*PROBLEM TO SOLVE*.
Copy all the material below, exactly as it stands.

*EXERCISE DATA*.
◇ ◇ ◇ ◇ ◇

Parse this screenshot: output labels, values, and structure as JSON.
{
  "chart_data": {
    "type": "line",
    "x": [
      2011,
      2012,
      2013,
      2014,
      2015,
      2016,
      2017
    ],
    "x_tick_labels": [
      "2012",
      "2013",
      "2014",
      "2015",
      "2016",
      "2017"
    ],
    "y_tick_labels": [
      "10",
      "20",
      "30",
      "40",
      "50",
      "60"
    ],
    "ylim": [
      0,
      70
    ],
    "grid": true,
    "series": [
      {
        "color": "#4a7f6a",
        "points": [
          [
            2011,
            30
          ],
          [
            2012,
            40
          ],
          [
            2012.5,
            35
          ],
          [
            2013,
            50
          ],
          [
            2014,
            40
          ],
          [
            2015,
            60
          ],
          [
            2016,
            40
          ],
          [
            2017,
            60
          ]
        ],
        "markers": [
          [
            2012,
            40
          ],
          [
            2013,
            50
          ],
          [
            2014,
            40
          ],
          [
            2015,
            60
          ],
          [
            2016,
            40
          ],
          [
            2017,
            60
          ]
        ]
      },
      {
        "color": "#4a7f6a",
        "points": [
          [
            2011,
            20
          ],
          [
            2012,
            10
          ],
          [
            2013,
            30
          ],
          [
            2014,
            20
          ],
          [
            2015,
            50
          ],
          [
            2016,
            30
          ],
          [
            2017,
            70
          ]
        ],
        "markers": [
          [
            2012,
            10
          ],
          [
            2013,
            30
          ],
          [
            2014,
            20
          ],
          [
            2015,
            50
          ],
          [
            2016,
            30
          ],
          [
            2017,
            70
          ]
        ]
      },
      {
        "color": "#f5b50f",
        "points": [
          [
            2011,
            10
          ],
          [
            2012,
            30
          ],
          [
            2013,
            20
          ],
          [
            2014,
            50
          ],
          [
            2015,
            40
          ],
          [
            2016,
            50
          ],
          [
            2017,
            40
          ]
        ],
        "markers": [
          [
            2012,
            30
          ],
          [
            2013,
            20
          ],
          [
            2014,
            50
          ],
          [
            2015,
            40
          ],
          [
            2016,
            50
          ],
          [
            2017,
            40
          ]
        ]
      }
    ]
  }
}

◇ ◇ ◇ ◇ ◇

*TASK RESULT*.
Parse this screenshot: output labels, values, and structure as JSON.
{
  "chart_data": {
    "type": "line",
    "x": [
      2011,
      2012,
      2013,
      2014,
      2015,
      2016,
      2017
    ],
    "x_tick_labels": [
      "2012",
      "2013",
      "2014",
      "2015",
      "2016",
      "2017"
    ],
    "y_tick_labels": [
      "10",
      "20",
      "30",
      "40",
      "50",
      "60"
    ],
    "ylim": [
      0,
      70
    ],
    "grid": true,
    "series": [
      {
        "color": "#4a7f6a",
        "points": [
          [
            2011,
            30
          ],
          [
            2012,
            40
          ],
          [
            2012.5,
            35
          ],
          [
            2013,
            50
          ],
          [
            2014,
            40
          ],
          [
            2015,
            60
          ],
          [
            2016,
            40
          ],
          [
            2017,
            60
          ]
        ],
        "markers": [
          [
            2012,
            40
          ],
          [
            2013,
            50
          ],
          [
            2014,
            40
          ],
          [
            2015,
            60
          ],
          [
            2016,
            40
          ],
          [
            2017,
            60
          ]
        ]
      },
      {
        "color": "#4a7f6a",
        "points": [
          [
            2011,
            20
          ],
          [
            2012,
            10
          ],
          [
            2013,
            30
          ],
          [
            2014,
            20
          ],
          [
            2015,
            50
          ],
          [
            2016,
            30
          ],
          [
            2017,
            70
          ]
        ],
        "markers": [
          [
            2012,
            10
          ],
          [
            2013,
            30
          ],
          [
            2014,
            20
          ],
          [
            2015,
            50
          ],
          [
            2016,
            30
          ],
          [
            2017,
            70
          ]
        ]
      },
      {
        "color": "#f5b50f",
        "points": [
          [
            2011,
            10
          ],
          [
            2012,
            30
          ],
          [
            2013,
            20
          ],
          [
            2014,
            50
          ],
          [
            2015,
            40
          ],
          [
            2016,
            50
          ],
          [
            2017,
            40
          ]
        ],
        "markers": [
          [
            2012,
            30
          ],
          [
            2013,
            20
          ],
          [
            2014,
            50
          ],
          [
            2015,
            40
          ],
          [
            2016,
            50
          ],
          [
            2017,
            40
          ]
        ]
      }
    ]
  }
}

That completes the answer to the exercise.